TASK REQUIREMENTS:
Copy every line of the listing exactly.

[Figure dataset records]
+ + + + +
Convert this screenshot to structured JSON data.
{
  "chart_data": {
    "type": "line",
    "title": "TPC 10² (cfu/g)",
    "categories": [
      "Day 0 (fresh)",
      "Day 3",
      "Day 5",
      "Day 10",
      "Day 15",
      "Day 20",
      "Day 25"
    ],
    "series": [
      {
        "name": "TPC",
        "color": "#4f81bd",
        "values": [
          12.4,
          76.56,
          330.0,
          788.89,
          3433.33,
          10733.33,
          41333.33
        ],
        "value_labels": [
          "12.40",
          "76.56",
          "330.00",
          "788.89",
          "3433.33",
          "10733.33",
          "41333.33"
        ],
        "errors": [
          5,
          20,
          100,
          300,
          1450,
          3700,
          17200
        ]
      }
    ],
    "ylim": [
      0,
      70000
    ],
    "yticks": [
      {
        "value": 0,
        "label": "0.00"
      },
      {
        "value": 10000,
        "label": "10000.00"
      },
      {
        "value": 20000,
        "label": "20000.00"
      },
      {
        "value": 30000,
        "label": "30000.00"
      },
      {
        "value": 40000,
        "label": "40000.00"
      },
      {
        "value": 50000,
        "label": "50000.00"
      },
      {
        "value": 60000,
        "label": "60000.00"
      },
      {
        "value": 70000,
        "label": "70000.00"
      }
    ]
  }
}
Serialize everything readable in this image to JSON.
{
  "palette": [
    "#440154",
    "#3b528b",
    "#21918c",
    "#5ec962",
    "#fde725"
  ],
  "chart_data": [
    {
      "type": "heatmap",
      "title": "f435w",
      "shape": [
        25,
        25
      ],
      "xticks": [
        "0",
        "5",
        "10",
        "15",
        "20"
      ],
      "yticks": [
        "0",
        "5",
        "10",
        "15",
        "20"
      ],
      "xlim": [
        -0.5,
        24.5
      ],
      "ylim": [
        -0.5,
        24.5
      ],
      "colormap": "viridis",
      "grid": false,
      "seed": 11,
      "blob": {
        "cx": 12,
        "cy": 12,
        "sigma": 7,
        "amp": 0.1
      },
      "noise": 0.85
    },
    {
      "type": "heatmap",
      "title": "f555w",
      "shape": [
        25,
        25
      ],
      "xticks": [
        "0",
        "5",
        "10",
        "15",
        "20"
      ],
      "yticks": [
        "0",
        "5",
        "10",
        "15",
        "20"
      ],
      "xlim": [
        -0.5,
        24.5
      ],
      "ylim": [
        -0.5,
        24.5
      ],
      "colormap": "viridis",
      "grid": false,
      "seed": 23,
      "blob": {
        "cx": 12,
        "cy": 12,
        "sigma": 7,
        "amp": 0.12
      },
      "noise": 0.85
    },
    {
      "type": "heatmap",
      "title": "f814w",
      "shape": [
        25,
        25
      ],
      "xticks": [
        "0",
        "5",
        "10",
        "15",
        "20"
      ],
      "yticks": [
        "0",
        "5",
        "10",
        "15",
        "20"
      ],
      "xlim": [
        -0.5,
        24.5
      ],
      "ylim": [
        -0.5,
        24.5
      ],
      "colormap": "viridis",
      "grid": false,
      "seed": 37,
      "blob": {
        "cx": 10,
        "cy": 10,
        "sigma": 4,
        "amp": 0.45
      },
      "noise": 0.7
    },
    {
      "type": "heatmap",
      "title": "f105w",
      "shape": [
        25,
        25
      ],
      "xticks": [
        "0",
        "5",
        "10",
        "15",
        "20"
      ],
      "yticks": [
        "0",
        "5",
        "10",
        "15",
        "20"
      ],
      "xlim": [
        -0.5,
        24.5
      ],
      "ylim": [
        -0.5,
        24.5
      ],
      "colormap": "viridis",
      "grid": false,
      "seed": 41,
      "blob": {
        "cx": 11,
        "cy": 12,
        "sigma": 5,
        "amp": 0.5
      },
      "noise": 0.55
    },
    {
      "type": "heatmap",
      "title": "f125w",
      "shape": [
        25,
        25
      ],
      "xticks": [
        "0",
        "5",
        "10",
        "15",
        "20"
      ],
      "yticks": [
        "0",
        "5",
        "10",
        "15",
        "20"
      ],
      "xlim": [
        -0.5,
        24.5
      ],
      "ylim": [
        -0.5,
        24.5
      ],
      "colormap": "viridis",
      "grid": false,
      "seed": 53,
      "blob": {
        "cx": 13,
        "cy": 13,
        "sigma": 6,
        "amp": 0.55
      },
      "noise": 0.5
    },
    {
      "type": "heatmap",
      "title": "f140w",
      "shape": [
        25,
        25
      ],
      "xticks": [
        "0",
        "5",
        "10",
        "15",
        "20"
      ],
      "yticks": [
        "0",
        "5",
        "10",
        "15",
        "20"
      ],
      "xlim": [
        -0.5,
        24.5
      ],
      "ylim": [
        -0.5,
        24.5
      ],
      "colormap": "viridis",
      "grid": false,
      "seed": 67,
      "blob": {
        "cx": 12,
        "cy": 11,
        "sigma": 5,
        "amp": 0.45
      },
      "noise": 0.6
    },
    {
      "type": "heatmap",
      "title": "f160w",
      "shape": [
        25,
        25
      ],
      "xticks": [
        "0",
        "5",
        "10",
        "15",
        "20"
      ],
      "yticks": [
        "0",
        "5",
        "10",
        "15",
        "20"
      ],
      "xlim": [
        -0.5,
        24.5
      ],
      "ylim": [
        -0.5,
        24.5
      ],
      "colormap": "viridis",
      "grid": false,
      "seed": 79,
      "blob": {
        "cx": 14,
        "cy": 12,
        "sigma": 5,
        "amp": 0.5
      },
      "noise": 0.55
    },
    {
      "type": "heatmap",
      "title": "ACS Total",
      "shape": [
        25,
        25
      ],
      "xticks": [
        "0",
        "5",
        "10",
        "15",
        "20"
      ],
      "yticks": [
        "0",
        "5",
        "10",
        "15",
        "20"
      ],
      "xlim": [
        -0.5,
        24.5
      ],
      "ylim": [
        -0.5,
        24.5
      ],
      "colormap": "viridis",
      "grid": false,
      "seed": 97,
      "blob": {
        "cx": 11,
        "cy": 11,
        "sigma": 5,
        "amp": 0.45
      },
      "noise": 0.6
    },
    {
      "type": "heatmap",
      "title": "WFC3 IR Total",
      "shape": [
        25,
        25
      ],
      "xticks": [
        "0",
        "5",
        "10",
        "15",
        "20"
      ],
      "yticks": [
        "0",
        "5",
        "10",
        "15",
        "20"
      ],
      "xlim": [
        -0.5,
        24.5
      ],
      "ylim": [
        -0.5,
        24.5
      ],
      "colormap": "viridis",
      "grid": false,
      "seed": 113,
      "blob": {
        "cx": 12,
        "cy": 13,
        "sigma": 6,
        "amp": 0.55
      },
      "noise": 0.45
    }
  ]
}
+ + + + +
SOLUTION FOR THIS EXERCISE:
Convert this screenshot to structured JSON data.
{
  "chart_data": {
    "type": "line",
    "title": "TPC 10² (cfu/g)",
    "categories": [
      "Day 0 (fresh)",
      "Day 3",
      "Day 5",
      "Day 10",
      "Day 15",
      "Day 20",
      "Day 25"
    ],
    "series": [
      {
        "name": "TPC",
        "color": "#4f81bd",
        "values": [
          12.4,
          76.56,
          330.0,
          788.89,
          3433.33,
          10733.33,
          41333.33
        ],
        "value_labels": [
          "12.40",
          "76.56",
          "330.00",
          "788.89",
          "3433.33",
          "10733.33",
          "41333.33"
        ],
        "errors": [
          5,
          20,
          100,
          300,
          1450,
          3700,
          17200
        ]
      }
    ],
    "ylim": [
      0,
      70000
    ],
    "yticks": [
      {
        "value": 0,
        "label": "0.00"
      },
      {
        "value": 10000,
        "label": "10000.00"
      },
      {
        "value": 20000,
        "label": "20000.00"
      },
      {
        "value": 30000,
        "label": "30000.00"
      },
      {
        "value": 40000,
        "label": "40000.00"
      },
      {
        "value": 50000,
        "label": "50000.00"
      },
      {
        "value": 60000,
        "label": "60000.00"
      },
      {
        "value": 70000,
        "label": "70000.00"
      }
    ]
  }
}
Serialize everything readable in this image to JSON.
{
  "palette": [
    "#440154",
    "#3b528b",
    "#21918c",
    "#5ec962",
    "#fde725"
  ],
  "chart_data": [
    {
      "type": "heatmap",
      "title": "f435w",
      "shape": [
        25,
        25
      ],
      "xticks": [
        "0",
        "5",
        "10",
        "15",
        "20"
      ],
      "yticks": [
        "0",
        "5",
        "10",
        "15",
        "20"
      ],
      "xlim": [
        -0.5,
        24.5
      ],
      "ylim": [
        -0.5,
        24.5
      ],
      "colormap": "viridis",
      "grid": false,
      "seed": 11,
      "blob": {
        "cx": 12,
        "cy": 12,
        "sigma": 7,
        "amp": 0.1
      },
      "noise": 0.85
    },
    {
      "type": "heatmap",
      "title": "f555w",
      "shape": [
        25,
        25
      ],
      "xticks": [
        "0",
        "5",
        "10",
        "15",
        "20"
      ],
      "yticks": [
        "0",
        "5",
        "10",
        "15",
        "20"
      ],
      "xlim": [
        -0.5,
        24.5
      ],
      "ylim": [
        -0.5,
        24.5
      ],
      "colormap": "viridis",
      "grid": false,
      "seed": 23,
      "blob": {
        "cx": 12,
        "cy": 12,
        "sigma": 7,
        "amp": 0.12
      },
      "noise": 0.85
    },
    {
      "type": "heatmap",
      "title": "f814w",
      "shape": [
        25,
        25
      ],
      "xticks": [
        "0",
        "5",
        "10",
        "15",
        "20"
      ],
      "yticks": [
        "0",
        "5",
        "10",
        "15",
        "20"
      ],
      "xlim": [
        -0.5,
        24.5
      ],
      "ylim": [
        -0.5,
        24.5
      ],
      "colormap": "viridis",
      "grid": false,
      "seed": 37,
      "blob": {
        "cx": 10,
        "cy": 10,
        "sigma": 4,
        "amp": 0.45
      },
      "noise": 0.7
    },
    {
      "type": "heatmap",
      "title": "f105w",
      "shape": [
        25,
        25
      ],
      "xticks": [
        "0",
        "5",
        "10",
        "15",
        "20"
      ],
      "yticks": [
        "0",
        "5",
        "10",
        "15",
        "20"
      ],
      "xlim": [
        -0.5,
        24.5
      ],
      "ylim": [
        -0.5,
        24.5
      ],
      "colormap": "viridis",
      "grid": false,
      "seed": 41,
      "blob": {
        "cx": 11,
        "cy": 12,
        "sigma": 5,
        "amp": 0.5
      },
      "noise": 0.55
    },
    {
      "type": "heatmap",
      "title": "f125w",
      "shape": [
        25,
        25
      ],
      "xticks": [
        "0",
        "5",
        "10",
        "15",
        "20"
      ],
      "yticks": [
        "0",
        "5",
        "10",
        "15",
        "20"
      ],
      "xlim": [
        -0.5,
        24.5
      ],
      "ylim": [
        -0.5,
        24.5
      ],
      "colormap": "viridis",
      "grid": false,
      "seed": 53,
      "blob": {
        "cx": 13,
        "cy": 13,
        "sigma": 6,
        "amp": 0.55
      },
      "noise": 0.5
    },
    {
      "type": "heatmap",
      "title": "f140w",
      "shape": [
        25,
        25
      ],
      "xticks": [
        "0",
        "5",
        "10",
        "15",
        "20"
      ],
      "yticks": [
        "0",
        "5",
        "10",
        "15",
        "20"
      ],
      "xlim": [
        -0.5,
        24.5
      ],
      "ylim": [
        -0.5,
        24.5
      ],
      "colormap": "viridis",
      "grid": false,
      "seed": 67,
      "blob": {
        "cx": 12,
        "cy": 11,
        "sigma": 5,
        "amp": 0.45
      },
      "noise": 0.6
    },
    {
      "type": "heatmap",
      "title": "f160w",
      "shape": [
        25,
        25
      ],
      "xticks": [
        "0",
        "5",
        "10",
        "15",
        "20"
      ],
      "yticks": [
        "0",
        "5",
        "10",
        "15",
        "20"
      ],
      "xlim": [
        -0.5,
        24.5
      ],
      "ylim": [
        -0.5,
        24.5
      ],
      "colormap": "viridis",
      "grid": false,
      "seed": 79,
      "blob": {
        "cx": 14,
        "cy": 12,
        "sigma": 5,
        "amp": 0.5
      },
      "noise": 0.55
    },
    {
      "type": "heatmap",
      "title": "ACS Total",
      "shape": [
        25,
        25
      ],
      "xticks": [
        "0",
        "5",
        "10",
        "15",
        "20"
      ],
      "yticks": [
        "0",
        "5",
        "10",
        "15",
        "20"
      ],
      "xlim": [
        -0.5,
        24.5
      ],
      "ylim": [
        -0.5,
        24.5
      ],
      "colormap": "viridis",
      "grid": false,
      "seed": 97,
      "blob": {
        "cx": 11,
        "cy": 11,
        "sigma": 5,
        "amp": 0.45
      },
      "noise": 0.6
    },
    {
      "type": "heatmap",
      "title": "WFC3 IR Total",
      "shape": [
        25,
        25
      ],
      "xticks": [
        "0",
        "5",
        "10",
        "15",
        "20"
      ],
      "yticks": [
        "0",
        "5",
        "10",
        "15",
        "20"
      ],
      "xlim": [
        -0.5,
        24.5
      ],
      "ylim": [
        -0.5,
        24.5
      ],
      "colormap": "viridis",
      "grid": false,
      "seed": 113,
      "blob": {
        "cx": 12,
        "cy": 13,
        "sigma": 6,
        "amp": 0.55
      },
      "noise": 0.45
    }
  ]
}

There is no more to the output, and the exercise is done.